» **READING PASSAGE**
:::
A commutator is an electrical swivel that allows an animal to move freely by keeping the cables connected to the research equipment untangled. Research involving animals performing behavioral tests often requires that the animal moves unencumbered in its environment during the study. When optogenetic stimulation, in vivo neural stimulation and/or recording is/are also required, the environment becomes further complicated with tethered cables. Tangled cables, distractions, artifacts and ultimately, poor data and time delays may result if not properly managed.
To alleviate this problem, Plexon offers a range of robust, low-torque commutators that dependably keeps multiple types of cables untangled. Commutators have been engineered to optimize signal transfer with specific designs for use with analog headstages, digital headstages and/or optogenetics.
The PlexBright Motorized Carousel Commutator is ideal for experiments in which optogenetic stimulation is performed simultaneously with neural recording using digital headstages. It can be used with up to four digitizing headstages and two Plexon compact LED modules. There is also as a hole down the center of the commutator which can be used for fluid delivery or an optical swivel.
The Carousel Commutator is a mixed-mode commutator enabling the recording of up to 64 neural channels using any combination of 16 and 32 channel digital headstages, as well as optogenetic stimulation with up to two PlexBright LED Modules.
:::
» **EXERCISE DETAILS**
Please repeat the commutator text starting at "The Carousel Commutator" and ending at "PlexBright LED Modules.", swapping "mixed-mode" for "hybrid". The data after this point has no connection to the commutator text.

» **RECORD EXTRACTS**
:::
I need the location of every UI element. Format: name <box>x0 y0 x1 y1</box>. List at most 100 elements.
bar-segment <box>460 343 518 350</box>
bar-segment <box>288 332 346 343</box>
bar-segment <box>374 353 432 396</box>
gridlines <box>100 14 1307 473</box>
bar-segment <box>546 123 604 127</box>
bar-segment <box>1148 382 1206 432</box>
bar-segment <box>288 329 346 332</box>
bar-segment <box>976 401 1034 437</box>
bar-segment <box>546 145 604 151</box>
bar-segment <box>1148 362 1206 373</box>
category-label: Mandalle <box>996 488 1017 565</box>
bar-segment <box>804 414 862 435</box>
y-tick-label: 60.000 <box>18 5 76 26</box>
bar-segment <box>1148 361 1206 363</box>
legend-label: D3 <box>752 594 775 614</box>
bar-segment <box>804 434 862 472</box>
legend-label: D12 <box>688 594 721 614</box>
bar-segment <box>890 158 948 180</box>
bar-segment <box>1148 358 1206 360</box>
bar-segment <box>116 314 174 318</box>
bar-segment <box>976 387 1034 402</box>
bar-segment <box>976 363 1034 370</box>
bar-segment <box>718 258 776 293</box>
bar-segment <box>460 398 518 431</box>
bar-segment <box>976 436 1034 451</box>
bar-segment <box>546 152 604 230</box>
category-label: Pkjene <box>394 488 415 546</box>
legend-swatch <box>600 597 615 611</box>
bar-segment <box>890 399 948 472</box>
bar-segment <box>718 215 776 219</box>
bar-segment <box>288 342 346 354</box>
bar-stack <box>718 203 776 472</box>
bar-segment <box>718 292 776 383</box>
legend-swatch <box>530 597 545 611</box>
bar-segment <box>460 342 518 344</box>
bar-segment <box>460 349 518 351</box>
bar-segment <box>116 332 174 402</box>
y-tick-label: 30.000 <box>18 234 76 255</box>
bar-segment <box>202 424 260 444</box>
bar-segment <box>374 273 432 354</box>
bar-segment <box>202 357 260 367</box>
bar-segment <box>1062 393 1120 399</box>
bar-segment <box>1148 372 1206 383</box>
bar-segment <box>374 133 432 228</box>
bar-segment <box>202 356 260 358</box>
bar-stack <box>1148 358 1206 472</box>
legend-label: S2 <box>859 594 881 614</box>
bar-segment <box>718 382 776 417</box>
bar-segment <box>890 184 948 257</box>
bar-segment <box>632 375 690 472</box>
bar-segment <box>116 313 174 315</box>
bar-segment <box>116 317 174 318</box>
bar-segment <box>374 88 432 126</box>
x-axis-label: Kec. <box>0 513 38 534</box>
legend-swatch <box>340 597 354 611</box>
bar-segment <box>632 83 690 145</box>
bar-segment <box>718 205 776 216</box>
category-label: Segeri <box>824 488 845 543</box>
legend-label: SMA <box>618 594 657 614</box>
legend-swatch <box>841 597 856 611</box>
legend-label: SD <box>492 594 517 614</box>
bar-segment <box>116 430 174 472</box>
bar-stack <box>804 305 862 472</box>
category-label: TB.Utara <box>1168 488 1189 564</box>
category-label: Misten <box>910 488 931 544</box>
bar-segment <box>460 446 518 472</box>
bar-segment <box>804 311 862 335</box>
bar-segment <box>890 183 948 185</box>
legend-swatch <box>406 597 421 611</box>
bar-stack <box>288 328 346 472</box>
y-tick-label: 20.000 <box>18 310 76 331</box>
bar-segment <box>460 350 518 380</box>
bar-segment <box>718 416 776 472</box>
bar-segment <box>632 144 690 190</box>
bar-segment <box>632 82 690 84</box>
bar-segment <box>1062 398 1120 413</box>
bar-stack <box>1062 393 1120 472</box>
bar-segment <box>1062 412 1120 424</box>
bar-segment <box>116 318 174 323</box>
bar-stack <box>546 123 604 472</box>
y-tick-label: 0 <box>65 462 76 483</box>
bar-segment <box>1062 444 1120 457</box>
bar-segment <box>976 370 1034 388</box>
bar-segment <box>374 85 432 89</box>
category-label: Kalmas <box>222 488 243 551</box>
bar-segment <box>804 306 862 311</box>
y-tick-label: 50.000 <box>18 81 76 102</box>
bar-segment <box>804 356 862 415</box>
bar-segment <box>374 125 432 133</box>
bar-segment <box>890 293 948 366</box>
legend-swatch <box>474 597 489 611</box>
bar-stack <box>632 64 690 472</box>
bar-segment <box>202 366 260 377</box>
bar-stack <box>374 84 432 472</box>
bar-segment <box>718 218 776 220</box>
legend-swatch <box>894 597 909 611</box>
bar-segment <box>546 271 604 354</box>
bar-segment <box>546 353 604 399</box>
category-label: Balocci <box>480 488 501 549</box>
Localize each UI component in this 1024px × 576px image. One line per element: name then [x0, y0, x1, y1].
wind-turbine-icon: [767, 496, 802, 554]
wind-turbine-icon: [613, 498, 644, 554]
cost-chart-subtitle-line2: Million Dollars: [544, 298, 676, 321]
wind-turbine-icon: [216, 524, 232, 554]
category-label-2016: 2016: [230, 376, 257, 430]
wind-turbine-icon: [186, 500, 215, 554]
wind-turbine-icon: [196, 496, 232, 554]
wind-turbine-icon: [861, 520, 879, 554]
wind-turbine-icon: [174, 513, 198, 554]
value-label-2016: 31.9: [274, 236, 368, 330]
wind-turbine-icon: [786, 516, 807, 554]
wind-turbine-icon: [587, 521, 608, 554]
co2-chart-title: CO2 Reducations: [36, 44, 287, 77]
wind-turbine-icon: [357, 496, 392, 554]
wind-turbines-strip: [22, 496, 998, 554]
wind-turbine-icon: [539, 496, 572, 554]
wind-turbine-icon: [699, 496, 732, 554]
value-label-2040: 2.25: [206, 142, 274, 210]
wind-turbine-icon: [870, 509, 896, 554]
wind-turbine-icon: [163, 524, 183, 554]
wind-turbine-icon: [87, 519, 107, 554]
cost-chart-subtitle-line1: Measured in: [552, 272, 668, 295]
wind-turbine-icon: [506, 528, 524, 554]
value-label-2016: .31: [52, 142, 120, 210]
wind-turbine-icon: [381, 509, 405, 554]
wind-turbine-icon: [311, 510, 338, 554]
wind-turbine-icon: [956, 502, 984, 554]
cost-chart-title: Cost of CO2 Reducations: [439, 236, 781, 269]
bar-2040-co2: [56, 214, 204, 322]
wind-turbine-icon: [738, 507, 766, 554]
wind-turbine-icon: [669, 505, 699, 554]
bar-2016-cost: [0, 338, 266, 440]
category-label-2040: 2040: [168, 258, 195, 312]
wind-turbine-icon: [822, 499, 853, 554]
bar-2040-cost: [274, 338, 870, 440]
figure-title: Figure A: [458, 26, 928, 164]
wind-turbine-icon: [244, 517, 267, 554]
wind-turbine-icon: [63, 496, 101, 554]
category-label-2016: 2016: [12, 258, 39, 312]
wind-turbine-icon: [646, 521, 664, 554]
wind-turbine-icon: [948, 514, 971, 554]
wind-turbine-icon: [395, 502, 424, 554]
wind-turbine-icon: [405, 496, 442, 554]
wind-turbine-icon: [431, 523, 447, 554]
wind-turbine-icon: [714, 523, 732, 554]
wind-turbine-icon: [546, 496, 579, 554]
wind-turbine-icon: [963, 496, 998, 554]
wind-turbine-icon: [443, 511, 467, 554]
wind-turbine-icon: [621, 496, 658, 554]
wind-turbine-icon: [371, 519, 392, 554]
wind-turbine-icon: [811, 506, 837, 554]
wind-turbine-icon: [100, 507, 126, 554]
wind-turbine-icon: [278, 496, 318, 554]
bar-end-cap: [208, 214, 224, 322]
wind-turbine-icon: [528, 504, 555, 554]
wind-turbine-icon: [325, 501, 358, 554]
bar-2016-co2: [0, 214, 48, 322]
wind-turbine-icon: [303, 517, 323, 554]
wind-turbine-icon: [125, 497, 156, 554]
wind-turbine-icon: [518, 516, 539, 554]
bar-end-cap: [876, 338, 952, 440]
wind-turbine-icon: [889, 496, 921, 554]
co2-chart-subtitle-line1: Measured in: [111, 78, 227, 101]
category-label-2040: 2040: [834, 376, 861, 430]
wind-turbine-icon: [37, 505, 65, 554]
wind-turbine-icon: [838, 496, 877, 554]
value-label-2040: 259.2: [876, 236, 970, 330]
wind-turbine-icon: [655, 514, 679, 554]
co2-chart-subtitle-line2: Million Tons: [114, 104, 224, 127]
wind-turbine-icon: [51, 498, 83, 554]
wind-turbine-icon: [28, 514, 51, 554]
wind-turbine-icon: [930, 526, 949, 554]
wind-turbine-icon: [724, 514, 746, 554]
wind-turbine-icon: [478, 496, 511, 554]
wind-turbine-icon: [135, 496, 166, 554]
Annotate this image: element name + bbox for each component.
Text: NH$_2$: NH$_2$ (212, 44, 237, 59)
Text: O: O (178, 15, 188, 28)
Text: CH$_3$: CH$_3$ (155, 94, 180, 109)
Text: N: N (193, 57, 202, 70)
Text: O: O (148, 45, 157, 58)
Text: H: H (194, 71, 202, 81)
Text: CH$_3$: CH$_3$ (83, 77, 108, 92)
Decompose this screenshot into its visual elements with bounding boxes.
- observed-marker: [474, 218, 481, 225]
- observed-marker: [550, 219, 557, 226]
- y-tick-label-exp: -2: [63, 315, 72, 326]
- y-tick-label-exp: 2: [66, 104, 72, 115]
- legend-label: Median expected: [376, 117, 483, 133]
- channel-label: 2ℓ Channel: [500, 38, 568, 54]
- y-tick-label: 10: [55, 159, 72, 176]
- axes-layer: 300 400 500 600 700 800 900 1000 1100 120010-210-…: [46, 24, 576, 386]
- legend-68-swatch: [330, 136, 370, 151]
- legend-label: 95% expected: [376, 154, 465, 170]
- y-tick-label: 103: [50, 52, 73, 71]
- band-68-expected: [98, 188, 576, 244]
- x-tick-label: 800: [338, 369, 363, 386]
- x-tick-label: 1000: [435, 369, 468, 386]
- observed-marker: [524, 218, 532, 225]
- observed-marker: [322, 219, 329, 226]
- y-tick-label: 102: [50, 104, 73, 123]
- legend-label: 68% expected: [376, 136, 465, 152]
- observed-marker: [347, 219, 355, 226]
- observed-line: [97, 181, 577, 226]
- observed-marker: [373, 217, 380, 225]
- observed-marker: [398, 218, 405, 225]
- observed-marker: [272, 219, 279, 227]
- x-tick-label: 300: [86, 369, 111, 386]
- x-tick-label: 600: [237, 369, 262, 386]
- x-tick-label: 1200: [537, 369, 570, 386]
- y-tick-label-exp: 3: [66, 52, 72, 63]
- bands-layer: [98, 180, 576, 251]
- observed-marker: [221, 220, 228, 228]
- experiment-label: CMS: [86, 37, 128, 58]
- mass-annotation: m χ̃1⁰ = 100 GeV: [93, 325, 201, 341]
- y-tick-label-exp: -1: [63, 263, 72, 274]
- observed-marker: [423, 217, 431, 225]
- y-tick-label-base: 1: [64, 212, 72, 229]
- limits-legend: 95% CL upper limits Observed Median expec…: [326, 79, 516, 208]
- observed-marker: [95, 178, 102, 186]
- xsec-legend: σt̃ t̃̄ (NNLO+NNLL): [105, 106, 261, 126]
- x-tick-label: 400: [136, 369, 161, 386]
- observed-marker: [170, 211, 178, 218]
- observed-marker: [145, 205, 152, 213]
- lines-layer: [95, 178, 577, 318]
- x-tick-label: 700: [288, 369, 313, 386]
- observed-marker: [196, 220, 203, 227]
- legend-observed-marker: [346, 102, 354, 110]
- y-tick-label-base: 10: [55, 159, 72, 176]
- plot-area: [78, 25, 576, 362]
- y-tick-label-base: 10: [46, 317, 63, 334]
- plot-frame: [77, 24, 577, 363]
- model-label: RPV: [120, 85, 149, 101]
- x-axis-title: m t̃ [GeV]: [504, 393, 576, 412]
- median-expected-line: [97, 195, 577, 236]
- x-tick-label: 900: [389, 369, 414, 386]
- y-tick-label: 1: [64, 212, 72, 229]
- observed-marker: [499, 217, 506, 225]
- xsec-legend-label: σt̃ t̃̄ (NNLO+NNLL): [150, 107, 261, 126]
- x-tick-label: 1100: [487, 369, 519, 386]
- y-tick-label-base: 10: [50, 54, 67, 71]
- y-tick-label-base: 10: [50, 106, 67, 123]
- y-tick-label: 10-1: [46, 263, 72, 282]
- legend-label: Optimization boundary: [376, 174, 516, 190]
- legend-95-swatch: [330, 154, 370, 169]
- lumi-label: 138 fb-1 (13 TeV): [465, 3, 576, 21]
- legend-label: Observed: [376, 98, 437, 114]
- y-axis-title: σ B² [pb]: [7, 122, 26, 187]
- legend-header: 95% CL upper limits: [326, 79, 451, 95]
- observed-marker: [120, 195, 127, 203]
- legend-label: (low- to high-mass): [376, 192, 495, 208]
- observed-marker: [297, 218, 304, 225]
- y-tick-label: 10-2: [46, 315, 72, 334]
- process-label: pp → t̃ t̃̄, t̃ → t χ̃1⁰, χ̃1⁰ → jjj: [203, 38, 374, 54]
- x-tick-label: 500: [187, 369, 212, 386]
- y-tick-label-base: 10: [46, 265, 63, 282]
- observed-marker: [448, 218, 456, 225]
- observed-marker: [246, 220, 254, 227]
:::
» **EXPECTED ANSWER**
The Carousel Commutator is a hybrid commutator enabling the recording of up to 64 neural channels using any combination of 16 and 32 channel digital headstages, as well as optogenetic stimulation with up to two PlexBright LED Modules.